EXERCISE
Extract each line holding the word "закона" from the entries.

ENTRIES SUPPLIED
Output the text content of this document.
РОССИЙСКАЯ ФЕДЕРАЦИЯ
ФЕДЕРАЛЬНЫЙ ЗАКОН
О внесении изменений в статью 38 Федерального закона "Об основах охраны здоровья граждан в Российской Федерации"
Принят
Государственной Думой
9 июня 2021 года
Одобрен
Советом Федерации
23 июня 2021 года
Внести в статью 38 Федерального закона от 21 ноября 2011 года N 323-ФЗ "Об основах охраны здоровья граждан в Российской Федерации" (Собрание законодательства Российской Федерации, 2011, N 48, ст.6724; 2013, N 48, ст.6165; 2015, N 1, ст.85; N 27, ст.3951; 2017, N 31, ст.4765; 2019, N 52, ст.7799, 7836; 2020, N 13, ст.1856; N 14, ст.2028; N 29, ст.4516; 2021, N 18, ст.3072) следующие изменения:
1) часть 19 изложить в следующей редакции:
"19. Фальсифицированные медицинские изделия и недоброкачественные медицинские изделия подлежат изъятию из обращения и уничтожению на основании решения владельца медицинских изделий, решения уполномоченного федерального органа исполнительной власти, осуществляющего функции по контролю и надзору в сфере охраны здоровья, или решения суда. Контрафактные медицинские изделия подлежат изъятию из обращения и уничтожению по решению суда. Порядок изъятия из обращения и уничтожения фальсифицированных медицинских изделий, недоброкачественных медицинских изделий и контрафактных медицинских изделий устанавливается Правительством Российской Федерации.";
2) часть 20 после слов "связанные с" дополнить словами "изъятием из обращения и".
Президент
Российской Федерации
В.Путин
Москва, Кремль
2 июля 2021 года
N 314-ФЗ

RESULT BELOW
О внесении изменений в статью 38 Федерального закона "Об основах охраны здоровья граждан в Российской Федерации"
Внести в статью 38 Федерального закона от 21 ноября 2011 года N 323-ФЗ "Об основах охраны здоровья граждан в Российской Федерации" (Собрание законодательства Российской Федерации, 2011, N 48, ст.6724; 2013, N 48, ст.6165; 2015, N 1, ст.85; N 27, ст.3951; 2017, N 31, ст.4765; 2019, N 52, ст.7799, 7836; 2020, N 13, ст.1856; N 14, ст.2028; N 29, ст.4516; 2021, N 18, ст.3072) следующие изменения:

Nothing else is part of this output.